Could you repeat the records below exactly, leaving out any pictures?

-- BEGIN EXTRACTED DATA --

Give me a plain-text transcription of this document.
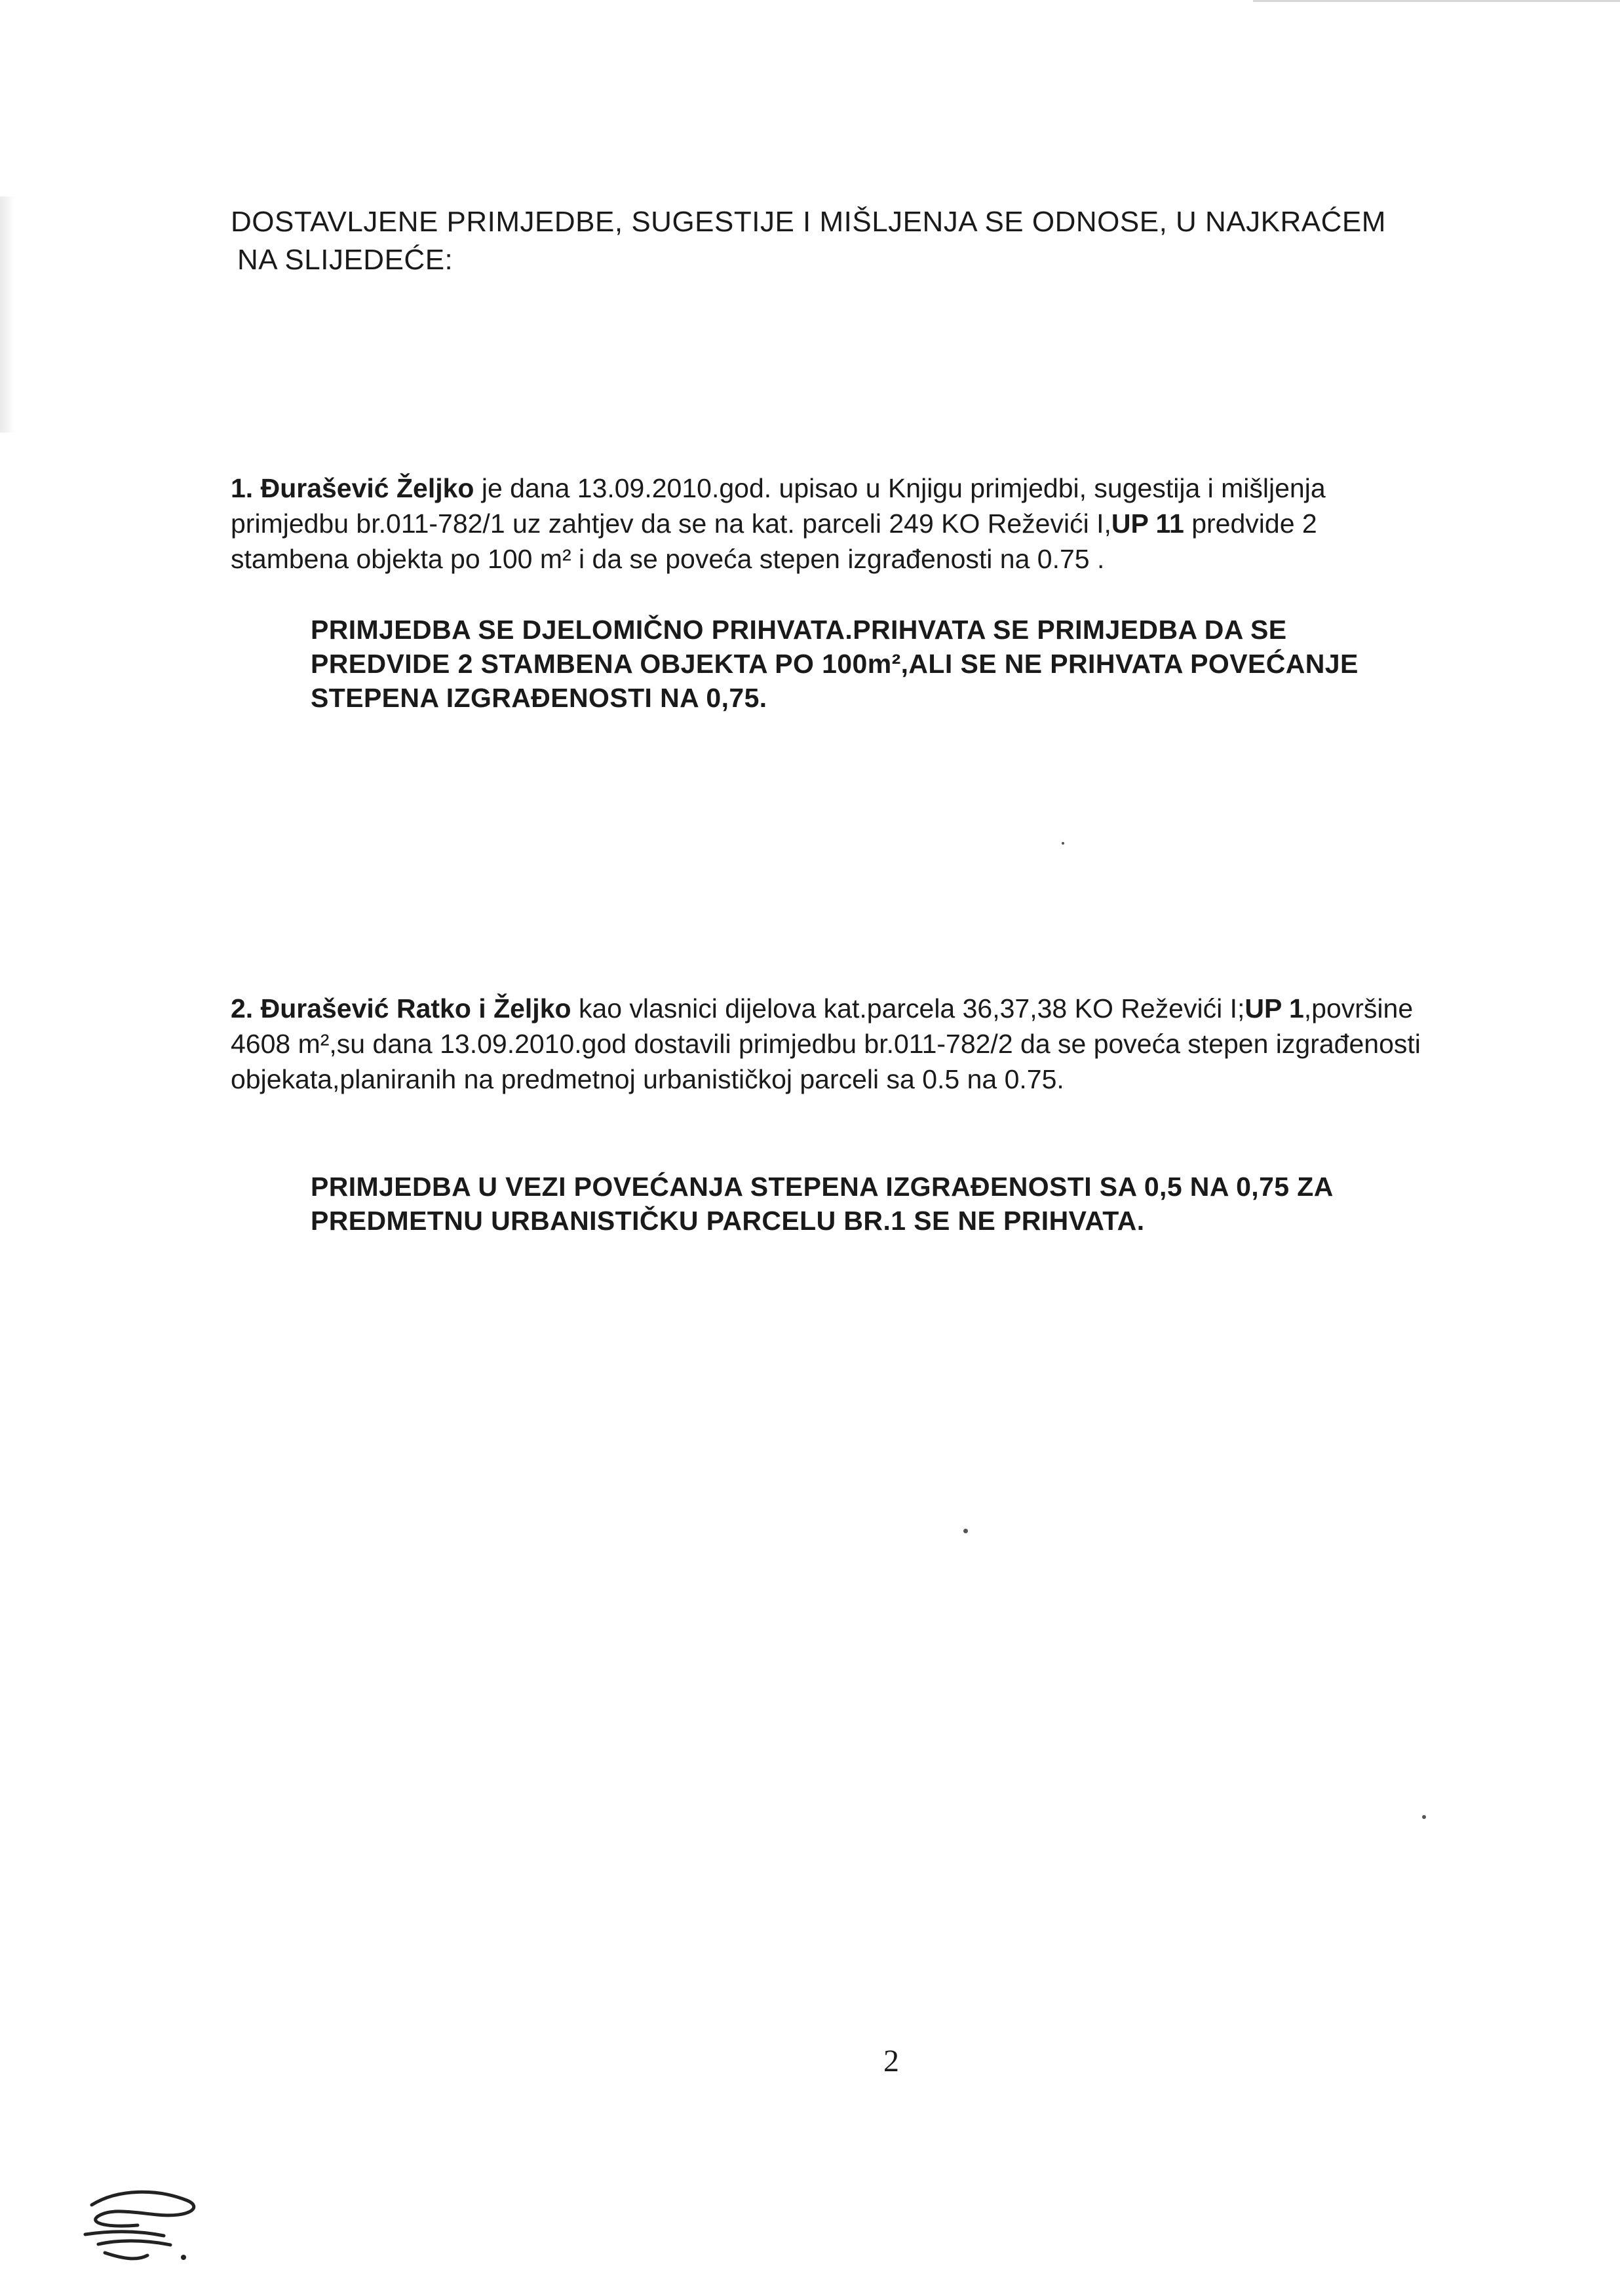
DOSTAVLJENE PRIMJEDBE, SUGESTIJE I MIŠLJENJA SE ODNOSE, U NAJKRAĆEM
NA SLIJEDEĆE:
1. Đurašević Željko je dana 13.09.2010.god. upisao u Knjigu primjedbi, sugestija i mišljenja
primjedbu br.011-782/1 uz zahtjev da se na kat. parceli 249 KO Reževići I,UP 11 predvide 2
stambena objekta po 100 m² i da se poveća stepen izgrađenosti na 0.75 .
PRIMJEDBA SE DJELOMIČNO PRIHVATA.PRIHVATA SE PRIMJEDBA DA SE
PREDVIDE 2 STAMBENA OBJEKTA PO 100m²,ALI SE NE PRIHVATA POVEĆANJE
STEPENA IZGRAĐENOSTI NA 0,75.
2. Đurašević Ratko i Željko kao vlasnici dijelova kat.parcela 36,37,38 KO Reževići I;UP 1,površine
4608 m²,su dana 13.09.2010.god dostavili primjedbu br.011-782/2 da se poveća stepen izgrađenosti
objekata,planiranih na predmetnoj urbanističkoj parceli sa 0.5 na 0.75.
PRIMJEDBA U VEZI POVEĆANJA STEPENA IZGRAĐENOSTI SA 0,5 NA 0,75 ZA
PREDMETNU URBANISTIČKU PARCELU BR.1 SE NE PRIHVATA.
2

-- END EXTRACTED DATA --

→ WRITTEN ANSWER:
Give me a plain-text transcription of this document.
DOSTAVLJENE PRIMJEDBE, SUGESTIJE I MIŠLJENJA SE ODNOSE, U NAJKRAĆEM
NA SLIJEDEĆE:
1. Đurašević Željko je dana 13.09.2010.god. upisao u Knjigu primjedbi, sugestija i mišljenja
primjedbu br.011-782/1 uz zahtjev da se na kat. parceli 249 KO Reževići I,UP 11 predvide 2
stambena objekta po 100 m² i da se poveća stepen izgrađenosti na 0.75 .
PRIMJEDBA SE DJELOMIČNO PRIHVATA.PRIHVATA SE PRIMJEDBA DA SE
PREDVIDE 2 STAMBENA OBJEKTA PO 100m²,ALI SE NE PRIHVATA POVEĆANJE
STEPENA IZGRAĐENOSTI NA 0,75.
2. Đurašević Ratko i Željko kao vlasnici dijelova kat.parcela 36,37,38 KO Reževići I;UP 1,površine
4608 m²,su dana 13.09.2010.god dostavili primjedbu br.011-782/2 da se poveća stepen izgrađenosti
objekata,planiranih na predmetnoj urbanističkoj parceli sa 0.5 na 0.75.
PRIMJEDBA U VEZI POVEĆANJA STEPENA IZGRAĐENOSTI SA 0,5 NA 0,75 ZA
PREDMETNU URBANISTIČKU PARCELU BR.1 SE NE PRIHVATA.
2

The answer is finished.